Bloco de texto

+-------+

Enquanto o governador Ronaldo Caiado insiste em dizer que “em Goiás não existe crime”, o estado voltou a ser destaque em uma megaoperação nacional contra fabricação e comércio de bebidas falsificadas.
A operação, deflagrada nesta terça-feira (11), cumpriu nove mandados de busca e apreensão. Depósitos em Goiânia e Nova Iguaçu (RJ) foram identificados como centros de armazenamento de garrafas e insumos usados na produção ilegal.
No território goiano, a Polícia apreendeu uísque, vodka e gin, alguns já engarrafados e prontos para venda. As investigações mostram que a quadrilha atuava em São Paulo, Paraná, Bahia, Pernambuco, Rio de Janeiro e Santa Catarina.
• Ligação com São Paulo
As apurações começaram após a prisão de um fornecedor paulista de vasilhames utilizados na falsificação. A partir dele, a polícia chegou a distribuidores e fábricas clandestinas — incluindo envolvidos em Goiânia.

+-------+

Material fornecido
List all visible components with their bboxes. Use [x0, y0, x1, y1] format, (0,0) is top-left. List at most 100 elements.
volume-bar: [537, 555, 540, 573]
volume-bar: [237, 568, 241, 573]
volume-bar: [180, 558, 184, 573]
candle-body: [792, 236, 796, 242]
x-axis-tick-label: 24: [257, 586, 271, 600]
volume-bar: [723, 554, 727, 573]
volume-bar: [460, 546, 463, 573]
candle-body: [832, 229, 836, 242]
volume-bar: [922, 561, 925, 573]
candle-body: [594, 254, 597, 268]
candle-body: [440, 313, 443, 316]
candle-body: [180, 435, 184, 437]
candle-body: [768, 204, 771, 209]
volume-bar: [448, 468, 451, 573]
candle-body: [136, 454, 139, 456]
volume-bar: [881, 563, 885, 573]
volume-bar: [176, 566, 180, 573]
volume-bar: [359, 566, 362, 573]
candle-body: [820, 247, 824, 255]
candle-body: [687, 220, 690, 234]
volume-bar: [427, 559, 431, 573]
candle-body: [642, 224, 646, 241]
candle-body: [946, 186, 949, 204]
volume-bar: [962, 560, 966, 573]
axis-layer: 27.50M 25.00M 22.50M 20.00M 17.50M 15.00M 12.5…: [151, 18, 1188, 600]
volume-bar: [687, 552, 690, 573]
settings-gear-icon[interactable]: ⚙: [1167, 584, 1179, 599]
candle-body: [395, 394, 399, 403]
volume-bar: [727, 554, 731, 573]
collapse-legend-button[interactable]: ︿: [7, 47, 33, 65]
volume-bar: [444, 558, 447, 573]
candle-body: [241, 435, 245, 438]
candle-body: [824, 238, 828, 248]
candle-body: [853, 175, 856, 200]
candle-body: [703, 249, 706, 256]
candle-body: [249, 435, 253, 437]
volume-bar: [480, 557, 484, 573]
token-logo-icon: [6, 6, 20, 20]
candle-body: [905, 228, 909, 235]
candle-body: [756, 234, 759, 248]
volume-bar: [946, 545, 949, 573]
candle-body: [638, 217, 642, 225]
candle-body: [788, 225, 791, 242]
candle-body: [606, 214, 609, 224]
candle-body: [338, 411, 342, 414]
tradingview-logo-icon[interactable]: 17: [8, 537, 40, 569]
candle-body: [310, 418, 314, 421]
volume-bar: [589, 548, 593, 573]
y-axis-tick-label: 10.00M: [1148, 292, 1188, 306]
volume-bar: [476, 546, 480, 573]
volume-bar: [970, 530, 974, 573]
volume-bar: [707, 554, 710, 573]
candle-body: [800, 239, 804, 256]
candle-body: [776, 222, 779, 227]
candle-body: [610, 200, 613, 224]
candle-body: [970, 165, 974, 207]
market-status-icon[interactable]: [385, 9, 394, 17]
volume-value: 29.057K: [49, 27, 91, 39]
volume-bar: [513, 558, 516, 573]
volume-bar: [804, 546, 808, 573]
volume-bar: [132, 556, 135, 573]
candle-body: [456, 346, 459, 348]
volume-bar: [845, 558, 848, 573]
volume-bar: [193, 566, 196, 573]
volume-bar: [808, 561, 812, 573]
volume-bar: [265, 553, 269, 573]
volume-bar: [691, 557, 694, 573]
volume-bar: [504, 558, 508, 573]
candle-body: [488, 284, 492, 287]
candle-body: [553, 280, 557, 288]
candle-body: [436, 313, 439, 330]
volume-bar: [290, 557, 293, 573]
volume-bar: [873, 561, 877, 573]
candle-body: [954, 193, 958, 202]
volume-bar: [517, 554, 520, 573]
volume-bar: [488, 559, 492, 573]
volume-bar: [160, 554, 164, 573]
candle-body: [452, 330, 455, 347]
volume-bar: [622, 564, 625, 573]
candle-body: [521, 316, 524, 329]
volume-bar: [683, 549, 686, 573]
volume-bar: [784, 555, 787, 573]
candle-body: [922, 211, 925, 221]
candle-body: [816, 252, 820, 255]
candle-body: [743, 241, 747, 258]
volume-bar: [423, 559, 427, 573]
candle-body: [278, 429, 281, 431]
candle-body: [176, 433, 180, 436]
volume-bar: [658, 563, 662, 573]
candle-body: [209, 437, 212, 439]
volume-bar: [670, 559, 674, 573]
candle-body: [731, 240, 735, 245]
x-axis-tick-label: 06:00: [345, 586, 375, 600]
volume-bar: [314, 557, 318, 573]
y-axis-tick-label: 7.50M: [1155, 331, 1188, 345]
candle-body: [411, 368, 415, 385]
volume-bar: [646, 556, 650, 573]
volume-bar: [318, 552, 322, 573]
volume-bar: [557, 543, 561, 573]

+-------+

Tarefa A
Atualize o trecho do texto sobre bebidas falsificadas que começa com as palavras "No território goiano, a" e termina com "envolvidos em Goiânia.", trocando "quadrilha" por "organização criminosa".
Tarefa B
Escreva a continuação do texto sobre bebidas falsificadas, começando logo após a última frase.

Resposta escrita A
No território goiano, a Polícia apreendeu uísque, vodka e gin, alguns já engarrafados e prontos para venda. As investigações mostram que a organização criminosa atuava em São Paulo, Paraná, Bahia, Pernambuco, Rio de Janeiro e Santa Catarina.
• Ligação com São Paulo
As apurações começaram após a prisão de um fornecedor paulista de vasilhames utilizados na falsificação. A partir dele, a polícia chegou a distribuidores e fábricas clandestinas — incluindo envolvidos em Goiânia.

Resposta escrita B
O principal investigado seria o elo entre falsificadores e fornecedores, além de produzir diretamente bebidas adulteradas. Ao menos quatro pessoas são investigadas em Goiás.
• Vidas perdidas
A gravidade do esquema aumentou após duas mortes em Cajamar (SP) nesta segunda-feira (10). As vítimas ingeriram bebidas adulteradas com metanol, substância tóxica que pode causar cegueira e parada respiratória.
Só neste ano, sete pessoas morreram no Brasil por intoxicação após consumir bebidas falsificadas.